■ **Vorliegender Text**:
○ ○ ○ ○ ○

BAG, 21.09.2016 - 10 AZN 67/16: Zur spruchkörperübergreifenden Verbindung zweier Prozesse
In dem Beschluss des Bundesarbeitsgerichts (BAG) vom 21.09.2016 ging es um die Frage einer spruchkörperübegreifenden Verbindung zweier Prozessverfahren.
Im entschiedenen Fall hatte das Landesarbeitsgericht (LAG) in der zweiten Instanz zwei Berufungsverfahren, die bei unterschiedlichen Kammern des LAG anhängig waren, durch einen nichtbegründeten Beschluss miteinander verbunden.
Rechtlichen Hintergrund bildete die Bestimmung des § 147 ZPO. Diese lautet:
"Das Gericht kann die Verbindung mehrerer bei ihm anhängiger Prozesse derselben oder verschiedener Parteien zum Zwecke der gleichzeitigen Verhandlung und Entscheidung anordnen, wenn die Ansprüche, die den Gegenstand dieser Prozesse bilden, in rechtlichem Zusammenhang stehen oder in einer Klage hätten geltend gemacht werden können."
(Symbolbild)
Das BAG beanstandete diese Vorgehensweise: Sie führte im konkreten Fall zu einer nicht ordnungsgemäßen Besetzung des Gerichts für den Kläger des zweiten Verfahrens, weil diesem der gesetzliche Richter im Sinne des Art. 101 Abs. 1 S. 2 GG entzogen worden sei.
Art. 101 Abs. 1 S. 2 GG lautet:
"Niemand darf seinem gesetzlichen Richter entzogen werden."
Das BAG arbeitet in seiner Entscheidungsbegründung dann eine Reihe von Voraussetzungen ab, denen ein (spruchkörperübergreifender) Verbindungsbeschluss genügen müsste, um rechtmäßig zu sein.

○ ○ ○ ○ ○

■ **Gespeicherte Zeilen**:
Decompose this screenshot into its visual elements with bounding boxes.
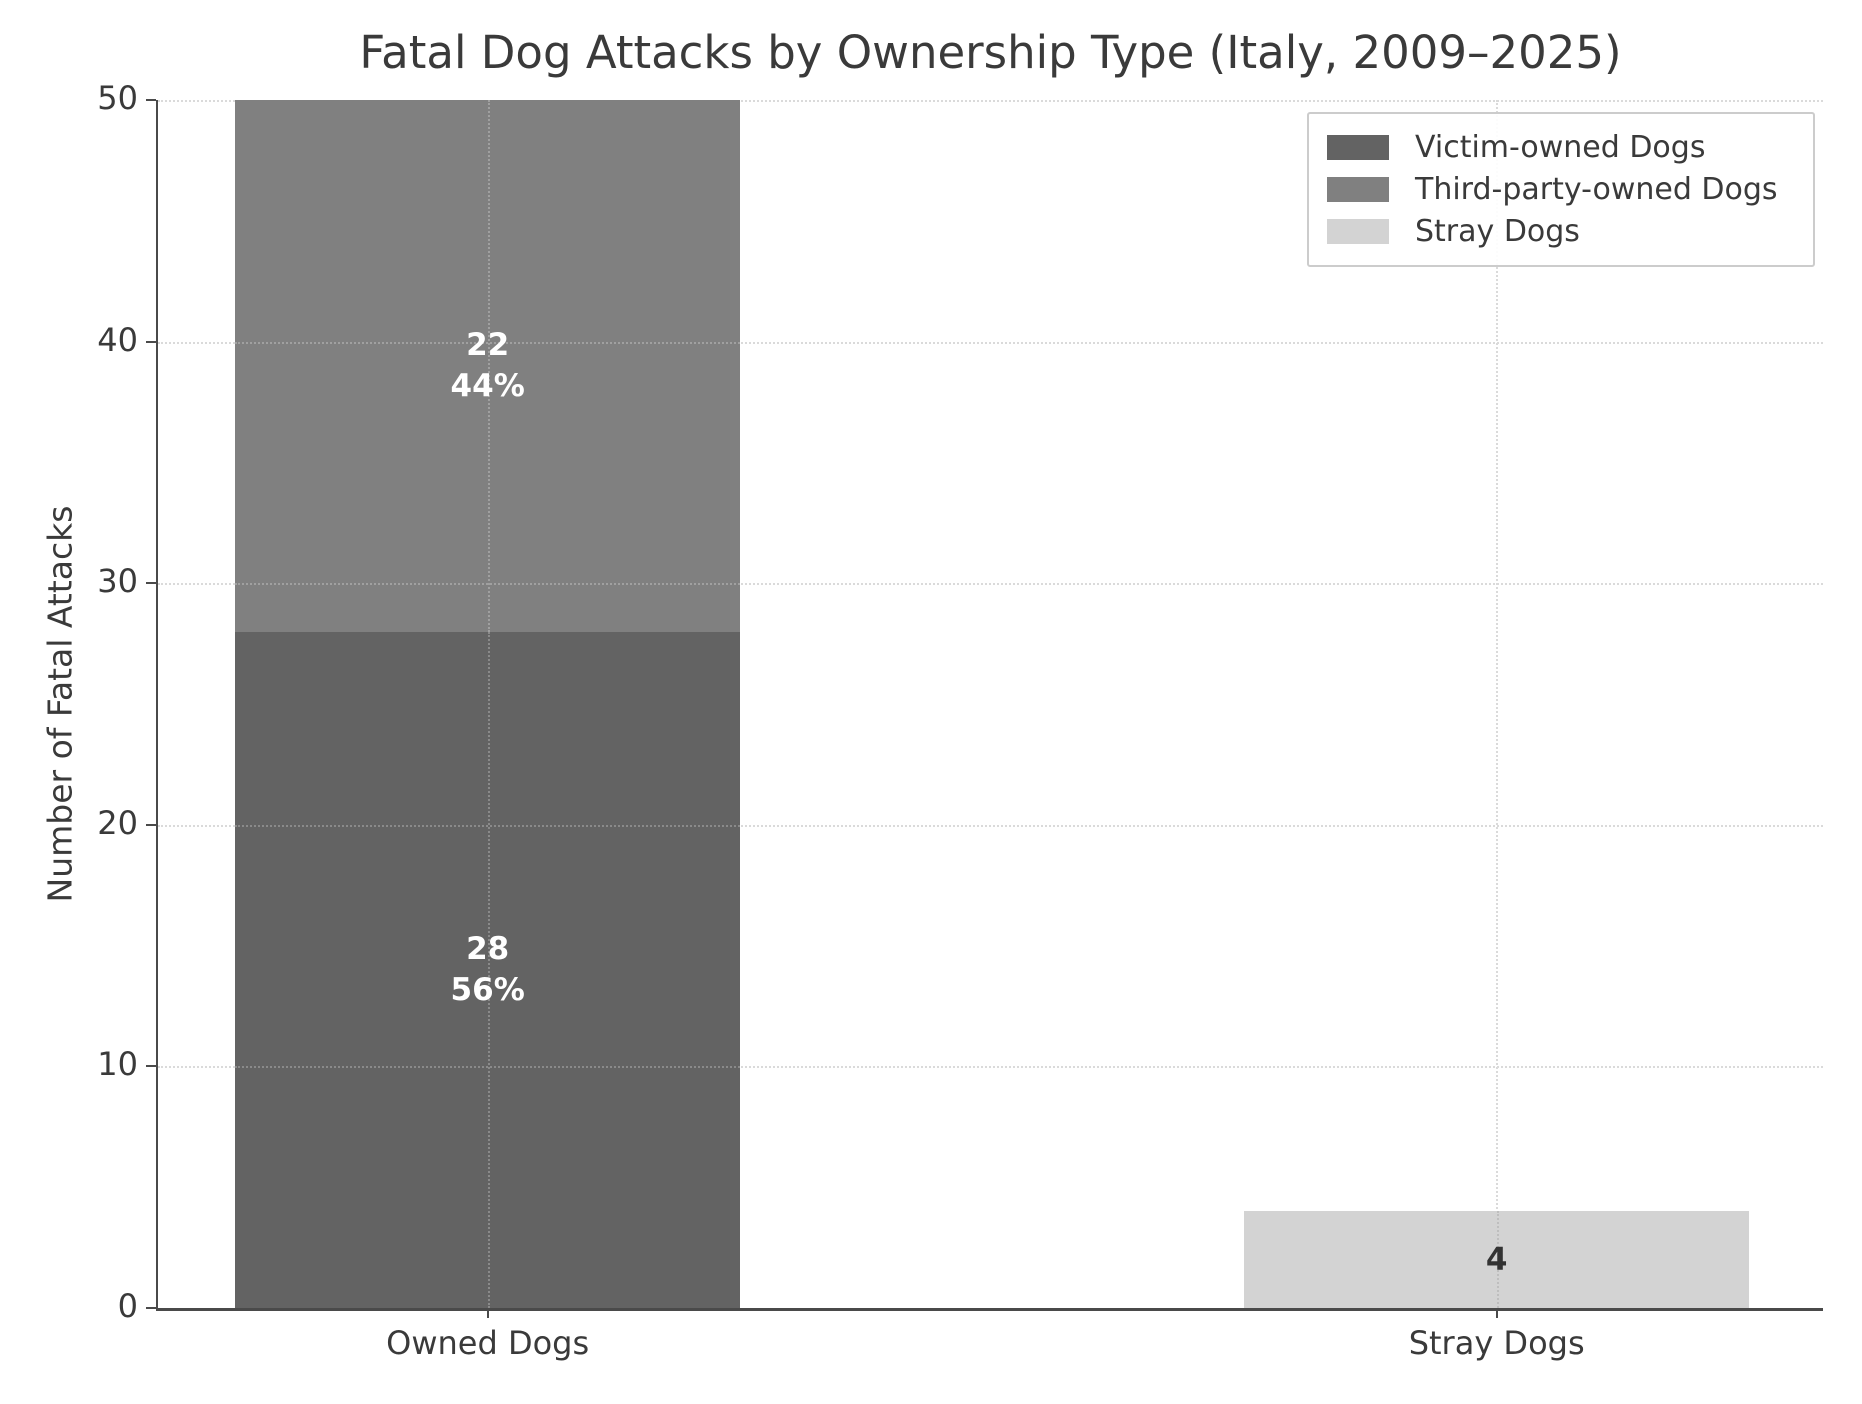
x-axis-line	[156, 1308, 1823, 1311]
y-tick-mark	[146, 823, 156, 826]
gridline-h	[235, 583, 740, 586]
bar-segment-third-party-owned-dogs	[235, 100, 740, 632]
gridline-h	[158, 341, 1823, 344]
y-tick-mark	[146, 1065, 156, 1068]
gridline-h	[235, 1066, 740, 1069]
legend-swatch-victim-owned-icon	[1327, 134, 1389, 160]
gridline-v	[1496, 1211, 1499, 1308]
gridline-v	[1495, 100, 1498, 1308]
legend-label: Victim-owned Dogs	[1415, 129, 1706, 165]
y-tick-mark	[146, 99, 156, 101]
bar-value-label-line: 56%	[450, 971, 525, 1008]
bar-value-label-line: 22	[466, 326, 510, 363]
legend-item: Victim-owned Dogs	[1327, 130, 1795, 165]
x-tick-mark	[1495, 1308, 1498, 1318]
y-tick-label: 10	[97, 1045, 138, 1084]
y-tick-label: 0	[117, 1287, 138, 1325]
bar-value-label: 22 44%	[451, 325, 525, 407]
gridline-v	[487, 100, 490, 632]
legend-item: Third-party-owned Dogs	[1327, 172, 1795, 207]
legend-label: Stray Dogs	[1415, 214, 1580, 250]
y-tick-label: 40	[97, 320, 138, 359]
legend-swatch-third-party-owned-icon	[1327, 176, 1389, 202]
y-tick-mark	[146, 582, 156, 585]
gridline-h	[235, 341, 740, 344]
y-tick-label: 30	[97, 562, 138, 601]
gridline-h	[158, 1066, 1823, 1069]
bar-value-label-line: 44%	[450, 367, 525, 404]
x-tick-mark	[486, 1308, 489, 1318]
y-tick-label: 20	[97, 803, 138, 842]
bar-segment-victim-owned-dogs	[235, 631, 740, 1308]
chart-title: Fatal Dog Attacks by Ownership Type (Ita…	[359, 26, 1622, 79]
gridline-h	[158, 824, 1823, 827]
y-axis-line	[156, 100, 158, 1308]
y-tick-label: 50	[97, 79, 138, 117]
legend: Victim-owned Dogs Third-party-owned Dogs…	[1307, 112, 1815, 267]
gridline-h	[158, 100, 1823, 102]
gridline-h	[158, 583, 1823, 586]
y-tick-mark	[146, 1307, 156, 1309]
legend-swatch-stray-icon	[1327, 219, 1389, 245]
gridline-h	[235, 824, 740, 827]
bar-value-label-line: 4	[1485, 1241, 1508, 1278]
legend-label: Third-party-owned Dogs	[1415, 171, 1778, 207]
x-tick-label: Stray Dogs	[1408, 1324, 1585, 1362]
x-tick-label: Owned Dogs	[386, 1324, 590, 1362]
gridline-v	[487, 631, 490, 1308]
legend-item: Stray Dogs	[1327, 214, 1795, 249]
bar-segment-stray-dogs	[1244, 1211, 1749, 1308]
bar-value-label: 28 56%	[451, 929, 525, 1011]
bar-value-label-line: 28	[466, 930, 510, 967]
y-tick-mark	[146, 340, 156, 343]
plot-area: 28 56% 22 44% 4 0 10 20 30 40 50 Owned Dogs Stray D…	[97, 79, 1823, 1362]
bar-value-label: 4	[1486, 1239, 1508, 1280]
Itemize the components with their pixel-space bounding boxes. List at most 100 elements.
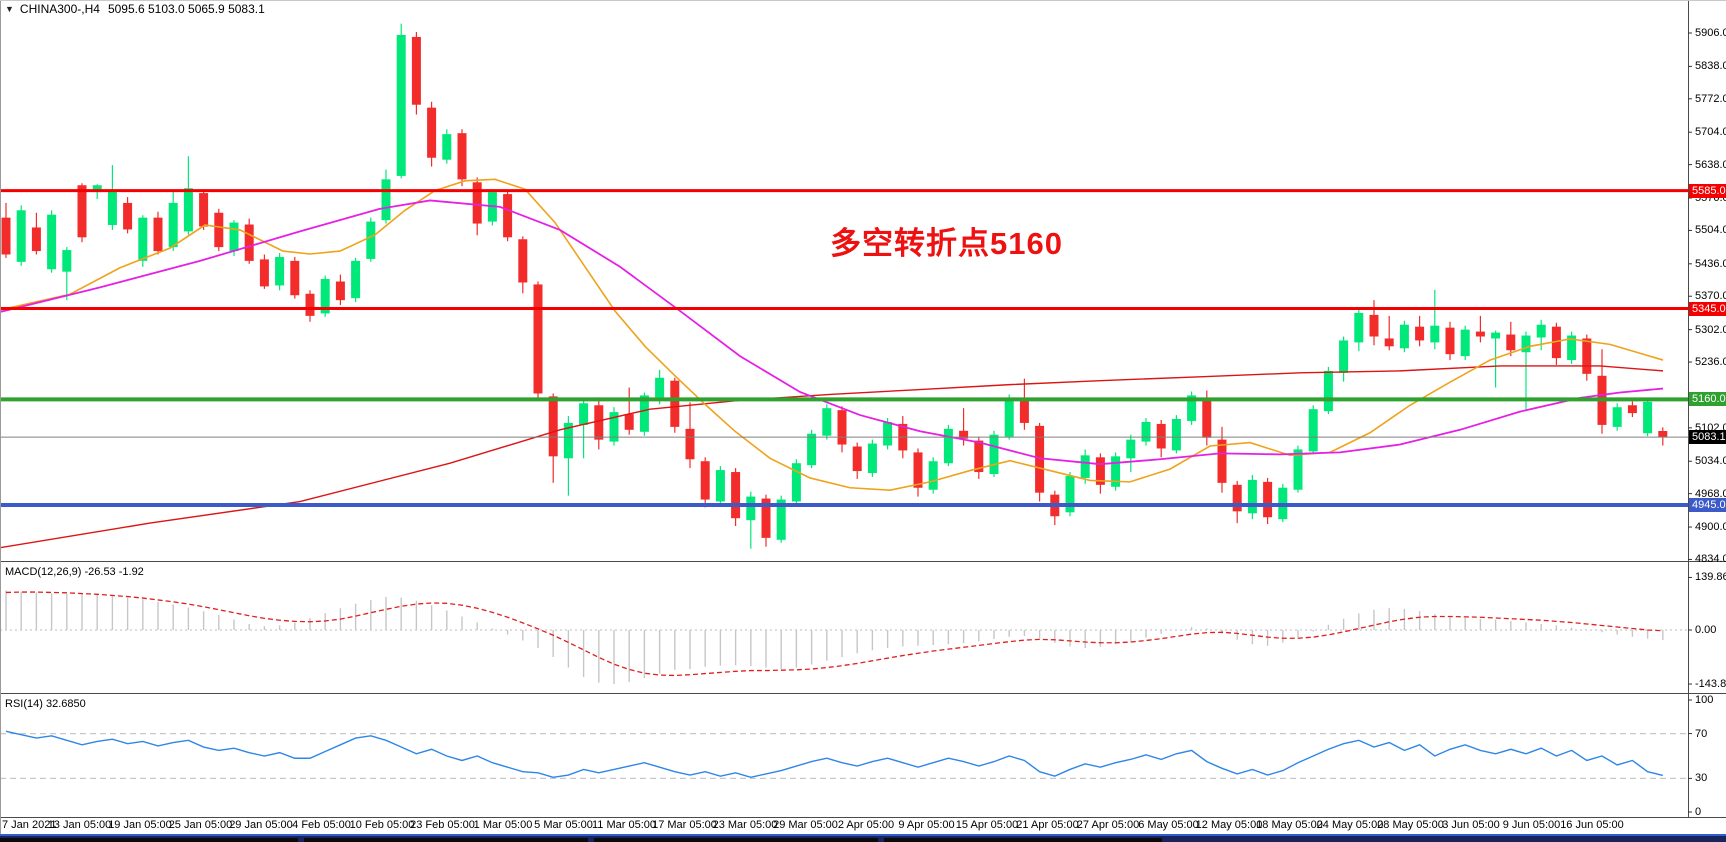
time-tick-label: 29 Mar 05:00 [773, 819, 838, 831]
time-tick-label: 7 Jan 2021 [2, 819, 57, 831]
chart-annotation-text: 多空转折点5160 [830, 226, 1063, 261]
time-tick-label: 29 Jan 05:00 [229, 819, 293, 831]
candle-bear [518, 239, 528, 283]
price-axis[interactable]: 5906.0 5838.0 5772.0 5704.0 5638.0 5570.0 5504… [1689, 0, 1726, 818]
time-tick-label: 16 Jun 05:00 [1560, 819, 1624, 831]
candle-bull [989, 434, 999, 475]
symbol-readout: ▼ CHINA300-,H4 5095.6 5103.0 5065.9 5083.1 [5, 2, 265, 16]
candle-bear [1156, 423, 1166, 449]
macd-name: MACD(12,26,9) [5, 566, 82, 578]
price-tick-label: 5638.0 [1695, 158, 1726, 171]
time-tick-label: 1 Mar 05:00 [473, 819, 533, 831]
price-tick-label: 5704.0 [1695, 126, 1726, 139]
macd-tick-label: 139.86 [1695, 571, 1726, 584]
candle-bull [609, 412, 619, 442]
candle-bull [807, 433, 817, 466]
taskbar-segment[interactable] [594, 838, 878, 842]
taskbar[interactable] [0, 834, 1726, 842]
time-tick-label: 24 May 05:00 [1316, 819, 1384, 831]
candle-bull [1111, 456, 1121, 487]
candle-bull [1323, 370, 1333, 412]
price-level-badge: 5585.0 [1689, 183, 1726, 198]
price-tick-label: 5838.0 [1695, 60, 1726, 73]
collapse-ohlc-icon[interactable]: ▼ [5, 4, 14, 14]
candle-bear [305, 293, 315, 316]
candle-bull [563, 422, 573, 459]
price-tick-label: 5772.0 [1695, 92, 1726, 105]
candle-bull [47, 214, 57, 270]
candle-bull [1171, 419, 1181, 451]
candle-bull [16, 210, 26, 262]
candle-bear [1232, 484, 1242, 512]
candle-bear [548, 396, 558, 457]
candle-bull [62, 250, 72, 272]
taskbar-segment[interactable] [884, 838, 1162, 842]
time-tick-label: 4 Feb 05:00 [292, 819, 351, 831]
candle-bear [1415, 326, 1425, 341]
time-tick-label: 17 Mar 05:00 [652, 819, 717, 831]
time-axis[interactable]: 7 Jan 2021 13 Jan 05:00 19 Jan 05:00 25 Jan… [0, 818, 1726, 833]
candle-bear [244, 224, 254, 261]
candle-bull [92, 185, 102, 193]
candle-bear [427, 107, 437, 158]
time-tick-label: 11 Mar 05:00 [591, 819, 657, 831]
time-tick-label: 10 Feb 05:00 [349, 819, 415, 831]
time-tick-label: 2 Apr 05:00 [837, 819, 895, 831]
time-tick-label: 12 May 05:00 [1195, 819, 1263, 831]
rsi-tick-label: 0 [1695, 806, 1702, 818]
candle-bull [1141, 421, 1151, 442]
candle-bull [1247, 479, 1257, 514]
rsi-tick-label: 100 [1695, 694, 1714, 706]
candle-bear [153, 217, 163, 252]
price-tick-label: 5302.0 [1695, 323, 1726, 336]
rsi-line [5, 730, 1663, 779]
taskbar-segment[interactable] [0, 838, 298, 842]
candle-bull [1460, 329, 1470, 357]
candle-bull [1536, 324, 1546, 338]
candle-bear [1445, 327, 1455, 355]
price-tick-label: 5236.0 [1695, 356, 1726, 369]
candle-bear [1384, 338, 1394, 347]
candle-bear [1369, 314, 1379, 337]
candle-bull [1187, 395, 1197, 421]
candle-bull [655, 377, 665, 398]
taskbar-segment[interactable] [304, 838, 588, 842]
macd-indicator-label: MACD(12,26,9) -26.53 -1.92 [5, 566, 144, 578]
time-tick-label: 9 Apr 05:00 [898, 819, 955, 831]
candle-bear [731, 472, 741, 519]
price-tick-label: 5034.0 [1695, 455, 1726, 468]
time-tick-label: 3 Jun 05:00 [1442, 819, 1500, 831]
candle-bull [381, 179, 391, 221]
ohlc-values: 5095.6 5103.0 5065.9 5083.1 [107, 2, 265, 16]
rsi-tick-label: 70 [1695, 727, 1708, 740]
candle-bear [1095, 457, 1105, 485]
candle-bull [442, 134, 452, 160]
candle-bear [77, 185, 87, 238]
candle-bear [974, 440, 984, 473]
candle-bear [503, 194, 513, 238]
candle-bear [913, 452, 923, 488]
candle-bull [351, 260, 361, 299]
candle-bull [1308, 409, 1318, 452]
price-tick-label: 4968.0 [1695, 487, 1726, 500]
candle-bull [776, 499, 786, 540]
time-tick-label: 23 Mar 05:00 [712, 819, 778, 831]
candle-bull [822, 408, 832, 436]
time-tick-label: 27 Apr 05:00 [1076, 819, 1140, 831]
candle-bull [1612, 407, 1622, 427]
candle-bear [1506, 334, 1516, 351]
candle-bear [1627, 405, 1637, 414]
time-tick-label: 18 May 05:00 [1256, 819, 1323, 831]
candle-bear [1475, 331, 1485, 337]
candle-bull [1339, 340, 1349, 373]
candle-bull [943, 428, 953, 464]
candle-bear [1019, 400, 1029, 423]
candle-bull [138, 217, 148, 261]
price-tick-label: 5370.0 [1695, 290, 1726, 303]
macd-signal-line [5, 591, 1663, 677]
time-tick-label: 25 Jan 05:00 [168, 819, 233, 831]
candle-bull [579, 403, 589, 425]
candle-bear [31, 227, 41, 252]
candle-bear [1035, 425, 1045, 493]
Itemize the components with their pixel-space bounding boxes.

○ ○ ○ ○ ○

■ **Aufgabe und Vorgaben**: Gegen welche Bestimmung des Grundgesetzes verstieß nach dem Text zum BAG-Beschluss vom 21.09.2016 die Verbindung der beiden Berufungsverfahren?

■ **Das Ergebnis**: Gegen Art. 101 Abs. 1 S. 2 GG, weil dem Kläger des zweiten Verfahrens der gesetzliche Richter entzogen worden sei.